*Exercise task:* State the number of lines with the string "Ability" in them, and nothing else.

Data entries:
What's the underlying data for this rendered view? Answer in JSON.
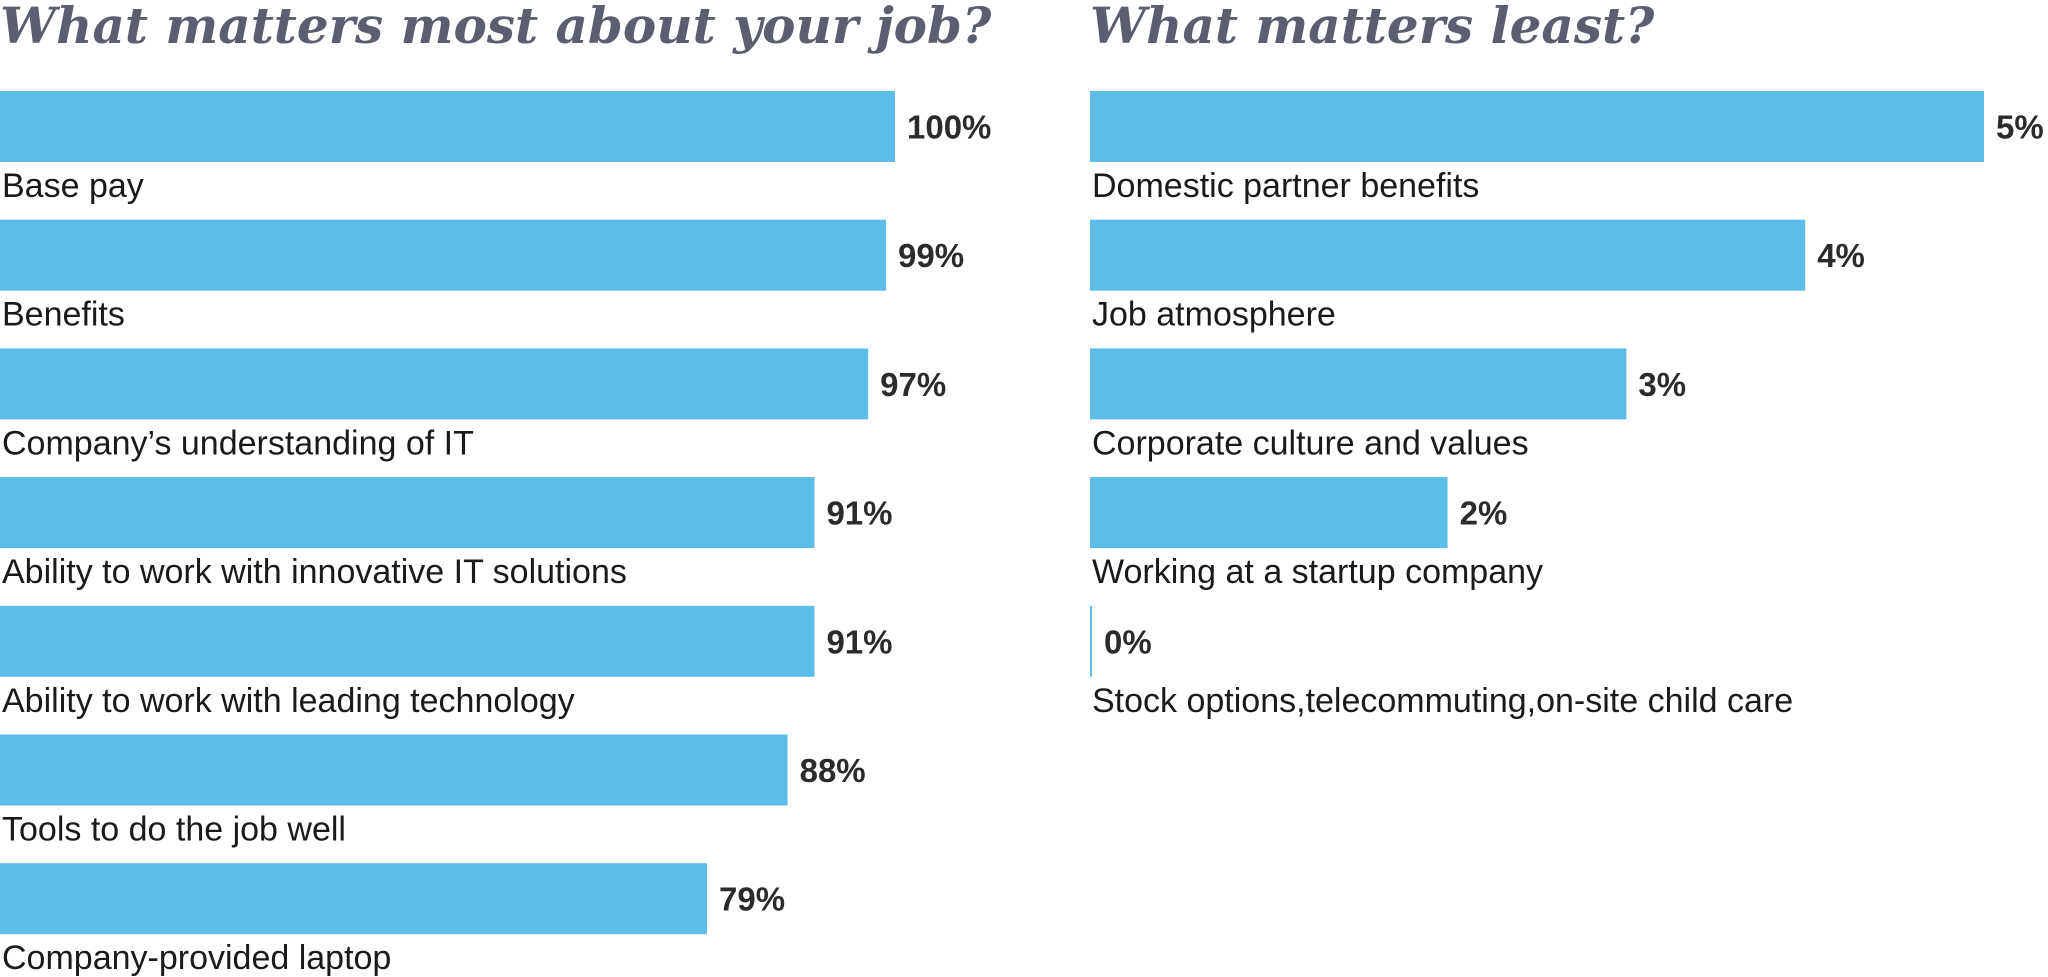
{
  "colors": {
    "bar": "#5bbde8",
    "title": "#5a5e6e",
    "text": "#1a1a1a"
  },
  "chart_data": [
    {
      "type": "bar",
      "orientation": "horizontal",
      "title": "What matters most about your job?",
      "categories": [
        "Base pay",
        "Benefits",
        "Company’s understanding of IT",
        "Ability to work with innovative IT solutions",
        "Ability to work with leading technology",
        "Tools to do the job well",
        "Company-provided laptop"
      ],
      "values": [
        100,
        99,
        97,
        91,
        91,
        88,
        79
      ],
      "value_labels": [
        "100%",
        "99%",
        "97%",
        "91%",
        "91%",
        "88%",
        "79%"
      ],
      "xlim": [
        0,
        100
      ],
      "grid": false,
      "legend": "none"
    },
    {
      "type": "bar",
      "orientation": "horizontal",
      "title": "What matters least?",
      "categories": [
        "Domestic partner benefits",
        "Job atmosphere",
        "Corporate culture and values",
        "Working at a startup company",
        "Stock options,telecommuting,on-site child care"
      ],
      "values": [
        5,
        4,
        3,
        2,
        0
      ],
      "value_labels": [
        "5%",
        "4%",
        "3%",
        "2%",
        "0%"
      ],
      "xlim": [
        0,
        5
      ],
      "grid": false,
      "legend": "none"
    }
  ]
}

...

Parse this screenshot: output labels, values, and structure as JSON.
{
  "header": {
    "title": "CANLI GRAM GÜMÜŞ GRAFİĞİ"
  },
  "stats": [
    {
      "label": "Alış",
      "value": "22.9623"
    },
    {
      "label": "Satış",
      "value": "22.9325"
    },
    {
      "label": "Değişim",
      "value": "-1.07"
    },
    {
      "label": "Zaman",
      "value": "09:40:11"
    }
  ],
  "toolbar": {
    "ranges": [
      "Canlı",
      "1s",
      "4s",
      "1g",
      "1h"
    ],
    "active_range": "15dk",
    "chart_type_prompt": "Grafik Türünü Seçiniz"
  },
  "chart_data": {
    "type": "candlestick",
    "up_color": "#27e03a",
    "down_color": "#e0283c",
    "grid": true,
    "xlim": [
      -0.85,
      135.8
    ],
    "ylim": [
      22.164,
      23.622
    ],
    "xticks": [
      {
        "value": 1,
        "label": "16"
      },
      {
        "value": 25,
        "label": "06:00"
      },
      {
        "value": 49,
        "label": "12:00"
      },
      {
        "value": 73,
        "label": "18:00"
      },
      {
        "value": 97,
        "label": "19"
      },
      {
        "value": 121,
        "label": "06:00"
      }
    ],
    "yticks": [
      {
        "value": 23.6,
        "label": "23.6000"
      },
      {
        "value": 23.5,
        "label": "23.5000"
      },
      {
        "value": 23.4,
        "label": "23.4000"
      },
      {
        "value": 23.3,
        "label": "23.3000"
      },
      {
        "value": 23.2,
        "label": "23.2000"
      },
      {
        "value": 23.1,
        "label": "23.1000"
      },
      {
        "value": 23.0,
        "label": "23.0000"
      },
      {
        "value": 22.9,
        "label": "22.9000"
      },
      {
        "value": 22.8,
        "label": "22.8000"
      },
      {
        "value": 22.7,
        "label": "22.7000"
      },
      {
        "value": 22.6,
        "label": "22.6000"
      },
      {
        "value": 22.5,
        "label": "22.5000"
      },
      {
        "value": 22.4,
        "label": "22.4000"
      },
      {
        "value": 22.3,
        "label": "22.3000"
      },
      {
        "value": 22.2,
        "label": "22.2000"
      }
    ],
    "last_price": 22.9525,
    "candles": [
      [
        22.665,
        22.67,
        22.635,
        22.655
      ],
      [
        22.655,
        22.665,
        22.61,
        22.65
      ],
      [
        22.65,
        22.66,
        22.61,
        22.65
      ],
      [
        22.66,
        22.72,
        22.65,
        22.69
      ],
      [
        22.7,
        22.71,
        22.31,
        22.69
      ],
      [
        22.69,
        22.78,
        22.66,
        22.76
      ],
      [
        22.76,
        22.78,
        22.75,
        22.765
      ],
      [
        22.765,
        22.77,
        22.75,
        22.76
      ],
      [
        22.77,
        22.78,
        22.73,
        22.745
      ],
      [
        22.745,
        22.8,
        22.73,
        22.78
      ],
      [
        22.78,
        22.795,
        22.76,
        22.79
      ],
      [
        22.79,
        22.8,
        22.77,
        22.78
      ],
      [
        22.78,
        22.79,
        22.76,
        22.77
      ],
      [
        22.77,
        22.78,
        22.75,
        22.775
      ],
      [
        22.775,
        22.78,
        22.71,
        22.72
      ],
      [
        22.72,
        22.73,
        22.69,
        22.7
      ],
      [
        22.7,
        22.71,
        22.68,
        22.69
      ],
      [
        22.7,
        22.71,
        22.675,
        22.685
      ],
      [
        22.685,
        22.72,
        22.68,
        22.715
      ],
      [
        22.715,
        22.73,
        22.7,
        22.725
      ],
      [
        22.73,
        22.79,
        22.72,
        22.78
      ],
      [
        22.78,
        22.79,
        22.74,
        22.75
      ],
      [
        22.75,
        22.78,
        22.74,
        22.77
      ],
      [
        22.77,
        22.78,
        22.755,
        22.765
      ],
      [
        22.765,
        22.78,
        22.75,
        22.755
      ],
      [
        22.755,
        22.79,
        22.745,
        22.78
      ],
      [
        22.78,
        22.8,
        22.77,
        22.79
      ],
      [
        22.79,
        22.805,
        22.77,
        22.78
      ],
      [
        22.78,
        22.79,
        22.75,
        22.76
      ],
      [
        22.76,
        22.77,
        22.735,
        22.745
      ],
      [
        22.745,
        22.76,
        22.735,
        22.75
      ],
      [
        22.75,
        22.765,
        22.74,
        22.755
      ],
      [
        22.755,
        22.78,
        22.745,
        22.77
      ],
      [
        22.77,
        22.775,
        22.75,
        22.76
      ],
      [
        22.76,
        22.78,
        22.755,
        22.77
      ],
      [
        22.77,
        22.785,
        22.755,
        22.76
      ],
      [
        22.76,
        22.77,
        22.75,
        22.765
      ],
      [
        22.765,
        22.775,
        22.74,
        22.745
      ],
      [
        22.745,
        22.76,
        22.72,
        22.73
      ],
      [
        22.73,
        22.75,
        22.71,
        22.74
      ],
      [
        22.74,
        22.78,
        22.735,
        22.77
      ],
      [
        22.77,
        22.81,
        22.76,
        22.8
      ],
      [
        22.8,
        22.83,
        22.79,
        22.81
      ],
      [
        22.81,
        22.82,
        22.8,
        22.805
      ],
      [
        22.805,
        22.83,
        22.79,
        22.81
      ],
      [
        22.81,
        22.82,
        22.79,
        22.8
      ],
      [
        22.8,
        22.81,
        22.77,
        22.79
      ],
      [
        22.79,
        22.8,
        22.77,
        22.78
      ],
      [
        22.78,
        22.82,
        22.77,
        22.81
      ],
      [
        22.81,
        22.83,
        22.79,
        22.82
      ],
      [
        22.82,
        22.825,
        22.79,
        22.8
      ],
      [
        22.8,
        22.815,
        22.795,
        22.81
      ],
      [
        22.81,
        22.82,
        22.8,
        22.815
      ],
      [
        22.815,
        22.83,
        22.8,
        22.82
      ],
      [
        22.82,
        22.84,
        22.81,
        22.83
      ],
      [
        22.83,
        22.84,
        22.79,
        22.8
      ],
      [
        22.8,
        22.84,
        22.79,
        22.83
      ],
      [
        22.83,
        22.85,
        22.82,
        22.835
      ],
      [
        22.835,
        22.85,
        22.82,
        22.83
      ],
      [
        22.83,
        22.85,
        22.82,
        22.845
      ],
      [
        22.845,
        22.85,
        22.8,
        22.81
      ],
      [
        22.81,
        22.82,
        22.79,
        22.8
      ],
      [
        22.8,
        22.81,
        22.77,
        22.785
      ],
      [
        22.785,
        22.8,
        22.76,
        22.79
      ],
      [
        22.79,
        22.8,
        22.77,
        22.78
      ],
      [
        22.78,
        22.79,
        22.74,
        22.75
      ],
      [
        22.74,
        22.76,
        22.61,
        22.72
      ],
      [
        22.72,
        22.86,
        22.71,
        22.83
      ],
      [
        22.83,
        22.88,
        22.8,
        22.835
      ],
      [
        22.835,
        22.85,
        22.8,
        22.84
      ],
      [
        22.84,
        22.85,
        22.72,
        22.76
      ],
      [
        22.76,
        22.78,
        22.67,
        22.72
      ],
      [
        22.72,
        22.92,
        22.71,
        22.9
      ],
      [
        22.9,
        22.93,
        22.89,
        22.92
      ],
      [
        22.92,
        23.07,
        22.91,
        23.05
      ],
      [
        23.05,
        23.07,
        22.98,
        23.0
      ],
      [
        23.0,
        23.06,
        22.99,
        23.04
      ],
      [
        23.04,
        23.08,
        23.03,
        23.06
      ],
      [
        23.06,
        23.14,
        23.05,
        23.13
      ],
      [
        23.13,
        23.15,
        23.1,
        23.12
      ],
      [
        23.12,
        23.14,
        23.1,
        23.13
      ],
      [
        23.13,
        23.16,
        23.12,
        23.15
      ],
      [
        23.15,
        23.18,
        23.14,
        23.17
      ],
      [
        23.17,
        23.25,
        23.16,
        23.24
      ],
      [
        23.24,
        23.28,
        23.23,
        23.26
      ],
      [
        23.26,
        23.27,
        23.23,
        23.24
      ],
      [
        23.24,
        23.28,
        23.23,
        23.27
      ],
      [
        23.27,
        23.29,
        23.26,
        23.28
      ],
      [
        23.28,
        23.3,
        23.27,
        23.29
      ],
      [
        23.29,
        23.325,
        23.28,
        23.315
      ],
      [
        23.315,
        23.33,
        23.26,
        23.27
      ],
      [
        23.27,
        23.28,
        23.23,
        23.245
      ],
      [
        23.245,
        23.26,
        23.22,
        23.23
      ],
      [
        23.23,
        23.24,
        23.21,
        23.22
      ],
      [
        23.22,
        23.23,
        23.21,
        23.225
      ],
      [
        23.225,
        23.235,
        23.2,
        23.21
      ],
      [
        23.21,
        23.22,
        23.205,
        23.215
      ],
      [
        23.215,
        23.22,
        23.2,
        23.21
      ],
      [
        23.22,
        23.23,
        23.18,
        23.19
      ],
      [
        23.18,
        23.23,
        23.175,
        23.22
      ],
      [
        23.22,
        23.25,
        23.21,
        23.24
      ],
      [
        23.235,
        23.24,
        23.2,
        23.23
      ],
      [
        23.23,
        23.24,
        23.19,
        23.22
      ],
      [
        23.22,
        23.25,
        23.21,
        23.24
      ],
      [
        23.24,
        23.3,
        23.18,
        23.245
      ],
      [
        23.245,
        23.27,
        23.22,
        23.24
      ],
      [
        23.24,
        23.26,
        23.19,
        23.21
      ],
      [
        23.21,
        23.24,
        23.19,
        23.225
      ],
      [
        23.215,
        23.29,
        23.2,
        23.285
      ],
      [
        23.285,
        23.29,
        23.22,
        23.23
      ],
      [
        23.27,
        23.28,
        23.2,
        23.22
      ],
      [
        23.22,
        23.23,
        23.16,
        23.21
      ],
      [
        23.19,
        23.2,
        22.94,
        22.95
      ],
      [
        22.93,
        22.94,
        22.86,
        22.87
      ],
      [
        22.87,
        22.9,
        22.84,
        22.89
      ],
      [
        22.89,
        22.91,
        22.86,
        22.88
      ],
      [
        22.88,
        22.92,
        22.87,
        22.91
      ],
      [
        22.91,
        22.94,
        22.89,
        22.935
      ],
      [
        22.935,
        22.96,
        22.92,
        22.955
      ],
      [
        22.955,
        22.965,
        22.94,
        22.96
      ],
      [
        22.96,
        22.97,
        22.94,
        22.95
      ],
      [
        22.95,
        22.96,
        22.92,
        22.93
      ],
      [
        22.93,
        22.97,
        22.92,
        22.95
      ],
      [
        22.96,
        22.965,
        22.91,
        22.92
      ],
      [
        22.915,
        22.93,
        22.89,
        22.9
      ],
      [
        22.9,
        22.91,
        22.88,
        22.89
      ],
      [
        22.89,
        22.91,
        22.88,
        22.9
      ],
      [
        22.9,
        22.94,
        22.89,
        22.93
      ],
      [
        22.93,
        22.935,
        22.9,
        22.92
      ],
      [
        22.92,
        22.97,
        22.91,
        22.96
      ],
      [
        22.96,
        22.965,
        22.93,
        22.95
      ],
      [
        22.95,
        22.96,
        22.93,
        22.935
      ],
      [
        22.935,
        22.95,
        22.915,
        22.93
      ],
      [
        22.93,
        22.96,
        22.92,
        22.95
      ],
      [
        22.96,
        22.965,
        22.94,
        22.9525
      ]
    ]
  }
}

---

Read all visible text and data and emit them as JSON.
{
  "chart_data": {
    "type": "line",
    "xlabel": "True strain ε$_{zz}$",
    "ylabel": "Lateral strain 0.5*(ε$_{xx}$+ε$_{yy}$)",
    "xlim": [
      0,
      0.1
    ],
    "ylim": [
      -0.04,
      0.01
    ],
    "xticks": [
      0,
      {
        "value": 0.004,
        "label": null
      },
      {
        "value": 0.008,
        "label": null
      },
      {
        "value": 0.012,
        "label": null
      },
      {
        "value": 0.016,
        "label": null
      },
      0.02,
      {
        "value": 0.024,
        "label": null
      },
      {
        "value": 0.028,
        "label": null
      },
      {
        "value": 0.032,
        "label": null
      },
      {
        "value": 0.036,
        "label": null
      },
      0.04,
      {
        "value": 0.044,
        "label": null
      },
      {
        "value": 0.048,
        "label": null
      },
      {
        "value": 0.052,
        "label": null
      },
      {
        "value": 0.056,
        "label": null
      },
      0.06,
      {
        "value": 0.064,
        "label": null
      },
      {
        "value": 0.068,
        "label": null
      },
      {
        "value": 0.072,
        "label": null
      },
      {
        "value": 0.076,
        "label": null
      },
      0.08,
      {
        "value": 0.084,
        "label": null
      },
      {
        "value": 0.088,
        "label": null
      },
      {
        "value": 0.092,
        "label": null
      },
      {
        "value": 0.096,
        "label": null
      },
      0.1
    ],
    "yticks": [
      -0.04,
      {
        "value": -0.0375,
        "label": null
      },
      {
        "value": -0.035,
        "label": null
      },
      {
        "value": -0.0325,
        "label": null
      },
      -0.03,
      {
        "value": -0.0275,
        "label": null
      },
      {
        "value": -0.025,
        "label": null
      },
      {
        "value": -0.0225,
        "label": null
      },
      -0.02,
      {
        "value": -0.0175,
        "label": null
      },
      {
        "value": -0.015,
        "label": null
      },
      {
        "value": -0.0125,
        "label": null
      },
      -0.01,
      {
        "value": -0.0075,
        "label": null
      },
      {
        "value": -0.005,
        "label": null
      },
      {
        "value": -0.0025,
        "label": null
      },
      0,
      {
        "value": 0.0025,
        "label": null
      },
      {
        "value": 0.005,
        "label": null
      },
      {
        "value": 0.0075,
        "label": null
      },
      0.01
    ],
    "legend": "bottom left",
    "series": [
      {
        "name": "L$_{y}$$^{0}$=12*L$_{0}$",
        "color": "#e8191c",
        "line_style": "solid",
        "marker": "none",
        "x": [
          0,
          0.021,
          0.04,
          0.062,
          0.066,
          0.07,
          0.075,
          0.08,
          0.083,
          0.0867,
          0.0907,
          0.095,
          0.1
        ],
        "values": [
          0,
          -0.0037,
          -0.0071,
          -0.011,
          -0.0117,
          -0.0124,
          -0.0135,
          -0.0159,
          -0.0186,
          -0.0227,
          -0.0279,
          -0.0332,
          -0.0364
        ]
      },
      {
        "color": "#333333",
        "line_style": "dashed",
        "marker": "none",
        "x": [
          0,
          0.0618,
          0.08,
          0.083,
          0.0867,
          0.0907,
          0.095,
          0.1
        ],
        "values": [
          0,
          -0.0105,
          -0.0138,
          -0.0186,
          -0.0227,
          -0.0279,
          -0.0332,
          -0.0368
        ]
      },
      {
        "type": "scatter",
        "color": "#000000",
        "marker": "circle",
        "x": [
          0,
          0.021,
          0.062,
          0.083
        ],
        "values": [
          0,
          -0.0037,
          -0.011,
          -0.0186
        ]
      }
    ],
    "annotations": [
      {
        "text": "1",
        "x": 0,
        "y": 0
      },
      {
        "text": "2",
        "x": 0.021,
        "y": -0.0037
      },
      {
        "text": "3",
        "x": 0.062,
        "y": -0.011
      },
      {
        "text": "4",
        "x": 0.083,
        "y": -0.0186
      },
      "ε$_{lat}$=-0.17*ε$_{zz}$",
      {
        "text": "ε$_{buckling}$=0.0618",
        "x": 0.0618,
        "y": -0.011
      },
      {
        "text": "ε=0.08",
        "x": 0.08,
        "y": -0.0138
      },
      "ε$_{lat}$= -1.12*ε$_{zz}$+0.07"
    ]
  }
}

*Task response:* 2